Records contained in a dataset:
-*-*-

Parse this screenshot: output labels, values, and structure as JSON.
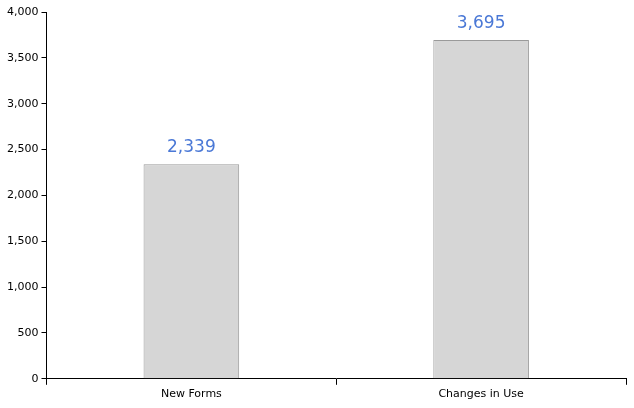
{
  "chart_data": {
    "type": "bar",
    "categories": [
      "New Forms",
      "Changes in Use"
    ],
    "values": [
      2339,
      3695
    ],
    "value_labels": [
      "2,339",
      "3,695"
    ],
    "data_labels": true,
    "color": "#d6d6d6",
    "ylim": [
      0,
      4000
    ],
    "yticks": [
      0,
      500,
      {
        "value": 1000,
        "label": "1,000"
      },
      {
        "value": 1500,
        "label": "1,500"
      },
      {
        "value": 2000,
        "label": "2,000"
      },
      {
        "value": 2500,
        "label": "2,500"
      },
      {
        "value": 3000,
        "label": "3,000"
      },
      {
        "value": 3500,
        "label": "3,500"
      },
      {
        "value": 4000,
        "label": "4,000"
      }
    ],
    "grid": false
  }
}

-*-*-

* Directions *
From the data above, write out everything exactly except the pictures.

* Answer to this exercise *
Parse this screenshot: output labels, values, and structure as JSON.
{
  "chart_data": {
    "type": "bar",
    "categories": [
      "New Forms",
      "Changes in Use"
    ],
    "values": [
      2339,
      3695
    ],
    "value_labels": [
      "2,339",
      "3,695"
    ],
    "data_labels": true,
    "color": "#d6d6d6",
    "ylim": [
      0,
      4000
    ],
    "yticks": [
      0,
      500,
      {
        "value": 1000,
        "label": "1,000"
      },
      {
        "value": 1500,
        "label": "1,500"
      },
      {
        "value": 2000,
        "label": "2,000"
      },
      {
        "value": 2500,
        "label": "2,500"
      },
      {
        "value": 3000,
        "label": "3,000"
      },
      {
        "value": 3500,
        "label": "3,500"
      },
      {
        "value": 4000,
        "label": "4,000"
      }
    ],
    "grid": false
  }
}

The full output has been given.